──────── Recorded data
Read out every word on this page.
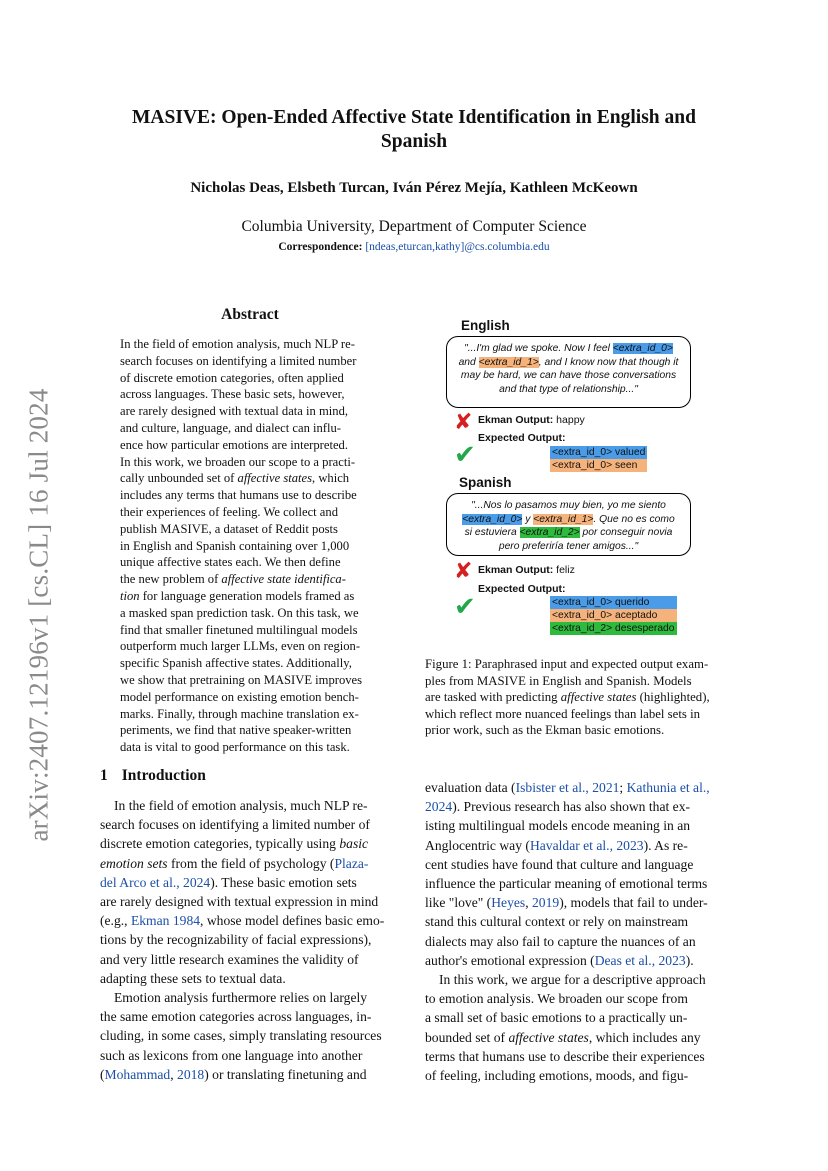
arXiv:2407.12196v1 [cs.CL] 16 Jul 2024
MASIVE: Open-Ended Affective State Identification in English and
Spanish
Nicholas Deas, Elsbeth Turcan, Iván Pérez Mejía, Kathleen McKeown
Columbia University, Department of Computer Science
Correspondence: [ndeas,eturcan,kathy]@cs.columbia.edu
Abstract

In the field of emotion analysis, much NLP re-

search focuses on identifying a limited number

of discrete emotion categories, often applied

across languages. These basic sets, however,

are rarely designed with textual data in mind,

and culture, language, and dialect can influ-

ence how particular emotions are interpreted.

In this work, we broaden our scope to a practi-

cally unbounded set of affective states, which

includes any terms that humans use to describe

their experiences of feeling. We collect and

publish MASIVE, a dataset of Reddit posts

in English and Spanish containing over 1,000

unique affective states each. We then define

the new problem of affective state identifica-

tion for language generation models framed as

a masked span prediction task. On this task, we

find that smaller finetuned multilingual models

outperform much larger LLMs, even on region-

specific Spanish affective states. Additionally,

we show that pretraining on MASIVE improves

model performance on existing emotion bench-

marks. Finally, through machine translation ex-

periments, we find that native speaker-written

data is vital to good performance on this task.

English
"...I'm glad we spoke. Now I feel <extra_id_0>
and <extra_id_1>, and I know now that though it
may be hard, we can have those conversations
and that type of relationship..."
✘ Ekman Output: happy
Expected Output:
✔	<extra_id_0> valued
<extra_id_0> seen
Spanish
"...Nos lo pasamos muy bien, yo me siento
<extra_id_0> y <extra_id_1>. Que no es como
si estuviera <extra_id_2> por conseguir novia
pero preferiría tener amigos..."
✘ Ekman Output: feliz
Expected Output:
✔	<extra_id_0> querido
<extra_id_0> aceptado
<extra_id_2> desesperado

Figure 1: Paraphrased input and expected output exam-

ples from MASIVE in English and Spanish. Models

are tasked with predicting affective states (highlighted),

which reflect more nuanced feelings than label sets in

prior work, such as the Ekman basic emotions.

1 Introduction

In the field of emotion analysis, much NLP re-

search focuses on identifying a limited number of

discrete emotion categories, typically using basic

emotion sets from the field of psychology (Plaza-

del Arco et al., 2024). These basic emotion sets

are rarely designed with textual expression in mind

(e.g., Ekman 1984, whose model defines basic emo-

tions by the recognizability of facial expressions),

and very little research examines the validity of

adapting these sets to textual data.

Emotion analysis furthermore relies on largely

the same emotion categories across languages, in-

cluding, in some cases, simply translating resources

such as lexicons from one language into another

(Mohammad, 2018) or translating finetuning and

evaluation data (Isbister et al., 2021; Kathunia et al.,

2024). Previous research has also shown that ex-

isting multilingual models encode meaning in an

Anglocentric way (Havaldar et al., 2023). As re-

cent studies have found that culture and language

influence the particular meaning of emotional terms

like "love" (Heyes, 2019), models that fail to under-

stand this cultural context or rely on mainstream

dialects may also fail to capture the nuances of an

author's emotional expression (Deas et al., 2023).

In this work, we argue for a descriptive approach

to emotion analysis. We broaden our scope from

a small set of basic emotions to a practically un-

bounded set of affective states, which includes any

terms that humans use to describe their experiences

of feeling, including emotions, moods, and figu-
────────────────
Each line of the data should be quoted exactly, with pictures left out.

Read out every word on this page.
arXiv:2407.12196v1 [cs.CL] 16 Jul 2024
MASIVE: Open-Ended Affective State Identification in English and
Spanish
Nicholas Deas, Elsbeth Turcan, Iván Pérez Mejía, Kathleen McKeown
Columbia University, Department of Computer Science
Correspondence: [ndeas,eturcan,kathy]@cs.columbia.edu
Abstract

In the field of emotion analysis, much NLP re-

search focuses on identifying a limited number

of discrete emotion categories, often applied

across languages. These basic sets, however,

are rarely designed with textual data in mind,

and culture, language, and dialect can influ-

ence how particular emotions are interpreted.

In this work, we broaden our scope to a practi-

cally unbounded set of affective states, which

includes any terms that humans use to describe

their experiences of feeling. We collect and

publish MASIVE, a dataset of Reddit posts

in English and Spanish containing over 1,000

unique affective states each. We then define

the new problem of affective state identifica-

tion for language generation models framed as

a masked span prediction task. On this task, we

find that smaller finetuned multilingual models

outperform much larger LLMs, even on region-

specific Spanish affective states. Additionally,

we show that pretraining on MASIVE improves

model performance on existing emotion bench-

marks. Finally, through machine translation ex-

periments, we find that native speaker-written

data is vital to good performance on this task.

English
"...I'm glad we spoke. Now I feel <extra_id_0>
and <extra_id_1>, and I know now that though it
may be hard, we can have those conversations
and that type of relationship..."
✘ Ekman Output: happy
Expected Output:
✔	<extra_id_0> valued
<extra_id_0> seen
Spanish
"...Nos lo pasamos muy bien, yo me siento
<extra_id_0> y <extra_id_1>. Que no es como
si estuviera <extra_id_2> por conseguir novia
pero preferiría tener amigos..."
✘ Ekman Output: feliz
Expected Output:
✔	<extra_id_0> querido
<extra_id_0> aceptado
<extra_id_2> desesperado

Figure 1: Paraphrased input and expected output exam-

ples from MASIVE in English and Spanish. Models

are tasked with predicting affective states (highlighted),

which reflect more nuanced feelings than label sets in

prior work, such as the Ekman basic emotions.

1 Introduction

In the field of emotion analysis, much NLP re-

search focuses on identifying a limited number of

discrete emotion categories, typically using basic

emotion sets from the field of psychology (Plaza-

del Arco et al., 2024). These basic emotion sets

are rarely designed with textual expression in mind

(e.g., Ekman 1984, whose model defines basic emo-

tions by the recognizability of facial expressions),

and very little research examines the validity of

adapting these sets to textual data.

Emotion analysis furthermore relies on largely

the same emotion categories across languages, in-

cluding, in some cases, simply translating resources

such as lexicons from one language into another

(Mohammad, 2018) or translating finetuning and

evaluation data (Isbister et al., 2021; Kathunia et al.,

2024). Previous research has also shown that ex-

isting multilingual models encode meaning in an

Anglocentric way (Havaldar et al., 2023). As re-

cent studies have found that culture and language

influence the particular meaning of emotional terms

like "love" (Heyes, 2019), models that fail to under-

stand this cultural context or rely on mainstream

dialects may also fail to capture the nuances of an

author's emotional expression (Deas et al., 2023).

In this work, we argue for a descriptive approach

to emotion analysis. We broaden our scope from

a small set of basic emotions to a practically un-

bounded set of affective states, which includes any

terms that humans use to describe their experiences

of feeling, including emotions, moods, and figu-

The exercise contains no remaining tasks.